THE EXERCISE: Narrow the data below down to the lines containing "ylabel".

--- BEGIN DATA FOR THIS TASK ---

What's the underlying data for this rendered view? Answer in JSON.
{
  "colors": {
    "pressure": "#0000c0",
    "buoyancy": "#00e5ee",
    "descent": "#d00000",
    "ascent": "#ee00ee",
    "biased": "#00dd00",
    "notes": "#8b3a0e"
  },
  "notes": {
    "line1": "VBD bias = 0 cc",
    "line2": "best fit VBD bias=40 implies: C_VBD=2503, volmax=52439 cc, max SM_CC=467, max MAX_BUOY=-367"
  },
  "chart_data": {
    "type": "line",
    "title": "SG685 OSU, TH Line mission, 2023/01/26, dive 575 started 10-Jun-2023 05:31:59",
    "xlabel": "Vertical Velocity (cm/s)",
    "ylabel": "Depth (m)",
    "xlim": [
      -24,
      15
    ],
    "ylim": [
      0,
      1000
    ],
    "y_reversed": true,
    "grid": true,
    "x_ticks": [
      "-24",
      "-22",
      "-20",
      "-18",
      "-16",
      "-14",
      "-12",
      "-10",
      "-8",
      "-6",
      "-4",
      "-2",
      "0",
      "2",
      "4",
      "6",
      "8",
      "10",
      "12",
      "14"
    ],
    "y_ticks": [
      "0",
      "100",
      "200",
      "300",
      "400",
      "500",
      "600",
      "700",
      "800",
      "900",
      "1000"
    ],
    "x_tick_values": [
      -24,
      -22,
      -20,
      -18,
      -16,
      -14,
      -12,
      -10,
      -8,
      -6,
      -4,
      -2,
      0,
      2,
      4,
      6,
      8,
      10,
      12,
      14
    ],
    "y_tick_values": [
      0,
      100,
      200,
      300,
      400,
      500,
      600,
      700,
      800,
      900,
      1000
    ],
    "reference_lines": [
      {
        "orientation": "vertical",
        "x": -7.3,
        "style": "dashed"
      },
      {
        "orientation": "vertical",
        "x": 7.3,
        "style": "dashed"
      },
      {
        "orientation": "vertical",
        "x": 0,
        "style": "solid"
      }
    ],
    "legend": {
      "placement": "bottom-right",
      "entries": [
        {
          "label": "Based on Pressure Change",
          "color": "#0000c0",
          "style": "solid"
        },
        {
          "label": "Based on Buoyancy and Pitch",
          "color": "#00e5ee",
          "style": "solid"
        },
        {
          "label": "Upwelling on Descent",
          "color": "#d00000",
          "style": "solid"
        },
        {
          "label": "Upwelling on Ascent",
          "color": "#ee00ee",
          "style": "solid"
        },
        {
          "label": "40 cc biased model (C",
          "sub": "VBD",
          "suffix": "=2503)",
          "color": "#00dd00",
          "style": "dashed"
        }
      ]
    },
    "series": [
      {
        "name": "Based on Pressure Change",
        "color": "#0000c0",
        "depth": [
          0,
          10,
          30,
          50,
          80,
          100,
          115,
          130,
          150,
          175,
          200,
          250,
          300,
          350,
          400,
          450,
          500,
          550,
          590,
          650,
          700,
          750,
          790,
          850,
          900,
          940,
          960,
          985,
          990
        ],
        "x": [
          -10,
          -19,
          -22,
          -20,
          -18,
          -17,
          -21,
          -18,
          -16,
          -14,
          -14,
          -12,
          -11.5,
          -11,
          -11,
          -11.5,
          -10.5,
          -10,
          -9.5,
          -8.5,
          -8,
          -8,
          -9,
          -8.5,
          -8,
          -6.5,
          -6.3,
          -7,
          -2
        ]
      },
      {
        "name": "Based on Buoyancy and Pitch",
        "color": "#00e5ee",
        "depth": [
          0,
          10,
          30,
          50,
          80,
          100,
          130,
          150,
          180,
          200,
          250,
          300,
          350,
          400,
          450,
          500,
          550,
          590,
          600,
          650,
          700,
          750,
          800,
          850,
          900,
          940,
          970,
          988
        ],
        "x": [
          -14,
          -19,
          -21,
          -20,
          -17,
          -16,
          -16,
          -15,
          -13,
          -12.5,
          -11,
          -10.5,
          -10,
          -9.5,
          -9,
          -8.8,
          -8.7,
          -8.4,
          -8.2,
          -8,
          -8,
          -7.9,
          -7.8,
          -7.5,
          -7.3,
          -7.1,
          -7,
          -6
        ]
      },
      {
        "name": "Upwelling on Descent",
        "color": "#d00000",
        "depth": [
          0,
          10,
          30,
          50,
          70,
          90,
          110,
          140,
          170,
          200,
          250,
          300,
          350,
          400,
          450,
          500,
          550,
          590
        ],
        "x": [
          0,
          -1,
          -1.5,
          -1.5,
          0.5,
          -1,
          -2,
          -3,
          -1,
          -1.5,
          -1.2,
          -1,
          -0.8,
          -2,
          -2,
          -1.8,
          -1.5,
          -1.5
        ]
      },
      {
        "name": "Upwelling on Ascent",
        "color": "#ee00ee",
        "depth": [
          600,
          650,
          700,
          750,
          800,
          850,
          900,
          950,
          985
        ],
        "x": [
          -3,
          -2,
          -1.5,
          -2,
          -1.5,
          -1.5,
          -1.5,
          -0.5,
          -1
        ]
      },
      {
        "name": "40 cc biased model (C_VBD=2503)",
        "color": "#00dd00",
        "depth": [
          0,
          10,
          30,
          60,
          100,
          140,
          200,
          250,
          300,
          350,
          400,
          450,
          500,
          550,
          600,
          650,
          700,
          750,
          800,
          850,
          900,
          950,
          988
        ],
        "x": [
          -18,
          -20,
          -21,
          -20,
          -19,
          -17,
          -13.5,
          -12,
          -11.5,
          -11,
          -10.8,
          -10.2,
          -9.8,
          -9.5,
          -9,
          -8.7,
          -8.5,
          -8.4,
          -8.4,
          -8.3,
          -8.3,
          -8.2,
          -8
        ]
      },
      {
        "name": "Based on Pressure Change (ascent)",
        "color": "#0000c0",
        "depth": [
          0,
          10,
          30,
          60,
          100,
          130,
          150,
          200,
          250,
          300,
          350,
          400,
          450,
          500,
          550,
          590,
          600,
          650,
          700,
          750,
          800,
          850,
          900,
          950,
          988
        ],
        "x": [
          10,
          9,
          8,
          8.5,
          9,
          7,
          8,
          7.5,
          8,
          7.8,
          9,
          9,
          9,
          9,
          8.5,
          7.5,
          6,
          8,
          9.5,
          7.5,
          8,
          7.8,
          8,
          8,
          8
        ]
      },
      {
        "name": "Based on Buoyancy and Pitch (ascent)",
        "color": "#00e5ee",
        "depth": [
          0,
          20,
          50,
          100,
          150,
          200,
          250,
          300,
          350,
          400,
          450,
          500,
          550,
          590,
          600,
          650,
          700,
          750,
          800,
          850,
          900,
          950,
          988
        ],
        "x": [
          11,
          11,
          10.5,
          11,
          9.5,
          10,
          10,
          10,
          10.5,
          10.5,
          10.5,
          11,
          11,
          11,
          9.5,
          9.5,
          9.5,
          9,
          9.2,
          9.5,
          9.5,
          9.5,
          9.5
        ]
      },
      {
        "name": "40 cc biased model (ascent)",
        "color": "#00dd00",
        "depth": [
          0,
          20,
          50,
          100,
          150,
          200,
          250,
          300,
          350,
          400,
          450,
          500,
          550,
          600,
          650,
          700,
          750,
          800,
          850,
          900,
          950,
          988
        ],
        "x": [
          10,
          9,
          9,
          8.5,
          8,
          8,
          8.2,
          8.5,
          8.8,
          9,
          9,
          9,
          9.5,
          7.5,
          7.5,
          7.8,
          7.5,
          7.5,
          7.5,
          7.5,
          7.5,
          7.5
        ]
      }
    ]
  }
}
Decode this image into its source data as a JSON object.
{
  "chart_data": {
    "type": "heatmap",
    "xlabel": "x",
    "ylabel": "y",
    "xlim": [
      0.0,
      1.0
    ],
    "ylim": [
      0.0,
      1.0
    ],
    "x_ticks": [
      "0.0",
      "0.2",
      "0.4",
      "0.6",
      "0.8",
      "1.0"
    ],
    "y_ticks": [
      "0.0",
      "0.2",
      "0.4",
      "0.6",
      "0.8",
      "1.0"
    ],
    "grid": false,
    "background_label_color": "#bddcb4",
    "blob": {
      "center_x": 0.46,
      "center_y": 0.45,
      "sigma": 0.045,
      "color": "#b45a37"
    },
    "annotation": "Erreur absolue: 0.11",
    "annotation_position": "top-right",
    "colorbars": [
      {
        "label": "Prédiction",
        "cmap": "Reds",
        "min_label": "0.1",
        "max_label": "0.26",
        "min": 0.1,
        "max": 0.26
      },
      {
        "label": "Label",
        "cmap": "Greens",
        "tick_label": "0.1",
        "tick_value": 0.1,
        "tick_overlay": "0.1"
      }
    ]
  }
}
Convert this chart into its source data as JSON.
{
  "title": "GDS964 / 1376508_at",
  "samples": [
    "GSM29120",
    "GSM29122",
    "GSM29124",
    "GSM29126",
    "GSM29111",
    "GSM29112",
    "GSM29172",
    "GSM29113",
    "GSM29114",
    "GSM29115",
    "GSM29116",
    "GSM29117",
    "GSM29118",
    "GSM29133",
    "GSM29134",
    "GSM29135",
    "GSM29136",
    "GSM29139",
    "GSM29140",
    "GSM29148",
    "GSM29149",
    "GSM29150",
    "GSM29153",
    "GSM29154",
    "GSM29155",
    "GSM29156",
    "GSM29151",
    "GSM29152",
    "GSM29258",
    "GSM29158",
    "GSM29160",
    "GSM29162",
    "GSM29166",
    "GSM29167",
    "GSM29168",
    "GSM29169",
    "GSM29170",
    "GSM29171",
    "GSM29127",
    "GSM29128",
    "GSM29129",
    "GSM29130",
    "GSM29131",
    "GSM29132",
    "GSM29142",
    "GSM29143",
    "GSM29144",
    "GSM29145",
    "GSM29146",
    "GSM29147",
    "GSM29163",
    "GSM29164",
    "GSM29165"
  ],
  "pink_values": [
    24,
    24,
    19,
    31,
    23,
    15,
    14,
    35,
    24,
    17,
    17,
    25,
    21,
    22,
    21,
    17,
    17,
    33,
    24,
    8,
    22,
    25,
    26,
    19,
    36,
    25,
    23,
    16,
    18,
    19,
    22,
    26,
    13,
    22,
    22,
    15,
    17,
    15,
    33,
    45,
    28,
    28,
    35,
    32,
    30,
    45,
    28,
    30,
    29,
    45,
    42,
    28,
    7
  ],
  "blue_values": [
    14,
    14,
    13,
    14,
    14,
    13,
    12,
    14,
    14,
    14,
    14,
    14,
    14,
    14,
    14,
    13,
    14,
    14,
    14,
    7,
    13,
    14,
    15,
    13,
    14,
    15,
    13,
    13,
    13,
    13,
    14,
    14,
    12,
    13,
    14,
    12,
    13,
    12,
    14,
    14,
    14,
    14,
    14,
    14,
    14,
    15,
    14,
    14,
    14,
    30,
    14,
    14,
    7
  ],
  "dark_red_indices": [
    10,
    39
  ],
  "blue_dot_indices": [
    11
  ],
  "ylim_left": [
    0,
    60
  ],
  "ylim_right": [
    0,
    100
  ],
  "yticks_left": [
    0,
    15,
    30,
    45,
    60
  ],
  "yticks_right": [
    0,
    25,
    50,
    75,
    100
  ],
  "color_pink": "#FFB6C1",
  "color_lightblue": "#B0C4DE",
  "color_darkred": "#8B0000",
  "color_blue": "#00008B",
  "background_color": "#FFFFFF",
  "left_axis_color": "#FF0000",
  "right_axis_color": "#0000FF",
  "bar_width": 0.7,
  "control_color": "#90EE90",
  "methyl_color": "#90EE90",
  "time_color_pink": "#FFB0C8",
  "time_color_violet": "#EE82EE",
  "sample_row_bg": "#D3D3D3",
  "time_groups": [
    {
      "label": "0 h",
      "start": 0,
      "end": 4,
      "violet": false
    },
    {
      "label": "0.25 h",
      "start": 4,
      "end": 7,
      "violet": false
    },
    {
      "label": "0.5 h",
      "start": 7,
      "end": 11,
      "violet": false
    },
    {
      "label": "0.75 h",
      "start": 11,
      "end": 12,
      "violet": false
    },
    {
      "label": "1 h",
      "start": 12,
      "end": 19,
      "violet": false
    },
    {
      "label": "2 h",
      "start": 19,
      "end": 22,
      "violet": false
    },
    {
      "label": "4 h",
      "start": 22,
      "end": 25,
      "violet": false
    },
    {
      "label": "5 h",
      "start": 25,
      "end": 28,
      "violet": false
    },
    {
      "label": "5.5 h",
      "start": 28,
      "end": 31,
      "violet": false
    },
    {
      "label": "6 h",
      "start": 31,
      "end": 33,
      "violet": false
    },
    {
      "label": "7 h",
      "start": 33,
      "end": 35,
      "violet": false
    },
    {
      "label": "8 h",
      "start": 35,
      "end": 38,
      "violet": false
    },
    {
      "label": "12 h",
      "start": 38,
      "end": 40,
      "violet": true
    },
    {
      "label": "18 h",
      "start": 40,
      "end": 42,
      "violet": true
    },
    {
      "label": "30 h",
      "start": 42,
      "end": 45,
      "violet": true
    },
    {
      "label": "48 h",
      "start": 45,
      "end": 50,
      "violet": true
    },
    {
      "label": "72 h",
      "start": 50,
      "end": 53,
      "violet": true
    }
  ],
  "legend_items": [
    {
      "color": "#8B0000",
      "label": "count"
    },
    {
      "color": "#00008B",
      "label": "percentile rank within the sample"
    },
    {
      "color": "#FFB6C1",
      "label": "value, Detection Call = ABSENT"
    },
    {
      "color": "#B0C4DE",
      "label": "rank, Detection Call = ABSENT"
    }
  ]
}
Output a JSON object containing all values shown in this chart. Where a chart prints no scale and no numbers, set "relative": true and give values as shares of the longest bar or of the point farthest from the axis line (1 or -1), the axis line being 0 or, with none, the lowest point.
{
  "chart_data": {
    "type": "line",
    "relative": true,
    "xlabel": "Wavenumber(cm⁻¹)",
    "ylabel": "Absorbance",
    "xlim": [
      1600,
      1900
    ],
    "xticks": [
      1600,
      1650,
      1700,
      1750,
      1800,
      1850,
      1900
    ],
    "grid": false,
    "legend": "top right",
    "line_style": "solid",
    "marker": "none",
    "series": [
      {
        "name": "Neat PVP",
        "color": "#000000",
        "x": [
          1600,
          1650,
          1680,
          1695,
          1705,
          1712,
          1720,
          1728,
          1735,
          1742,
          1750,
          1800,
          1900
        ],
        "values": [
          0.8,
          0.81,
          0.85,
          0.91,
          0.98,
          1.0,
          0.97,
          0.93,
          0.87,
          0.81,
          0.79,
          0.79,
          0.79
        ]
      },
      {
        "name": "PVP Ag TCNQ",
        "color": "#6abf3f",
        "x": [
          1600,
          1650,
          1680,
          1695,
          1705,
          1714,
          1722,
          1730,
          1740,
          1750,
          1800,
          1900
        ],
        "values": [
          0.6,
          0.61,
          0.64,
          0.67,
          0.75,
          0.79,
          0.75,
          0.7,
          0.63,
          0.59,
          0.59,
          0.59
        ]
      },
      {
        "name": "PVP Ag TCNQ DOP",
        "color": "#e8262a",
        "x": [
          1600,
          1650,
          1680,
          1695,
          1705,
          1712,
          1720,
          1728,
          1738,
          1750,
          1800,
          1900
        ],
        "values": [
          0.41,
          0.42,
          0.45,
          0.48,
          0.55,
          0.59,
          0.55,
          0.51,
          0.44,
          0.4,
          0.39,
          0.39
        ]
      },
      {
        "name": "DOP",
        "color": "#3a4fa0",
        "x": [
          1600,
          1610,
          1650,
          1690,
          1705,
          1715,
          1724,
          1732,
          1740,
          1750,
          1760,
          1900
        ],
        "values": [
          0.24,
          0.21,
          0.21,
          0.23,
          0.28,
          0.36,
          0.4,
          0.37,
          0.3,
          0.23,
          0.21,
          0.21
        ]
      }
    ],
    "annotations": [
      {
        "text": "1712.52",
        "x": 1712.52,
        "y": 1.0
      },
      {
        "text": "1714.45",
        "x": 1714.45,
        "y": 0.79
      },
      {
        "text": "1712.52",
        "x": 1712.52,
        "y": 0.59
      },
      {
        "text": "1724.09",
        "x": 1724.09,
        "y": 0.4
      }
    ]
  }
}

--- END DATA FOR THIS TASK ---

ANSWER TO THIS PROBLEM:
    "ylabel": "Depth (m)",
    "ylabel": "y",
    "ylabel": "Absorbance",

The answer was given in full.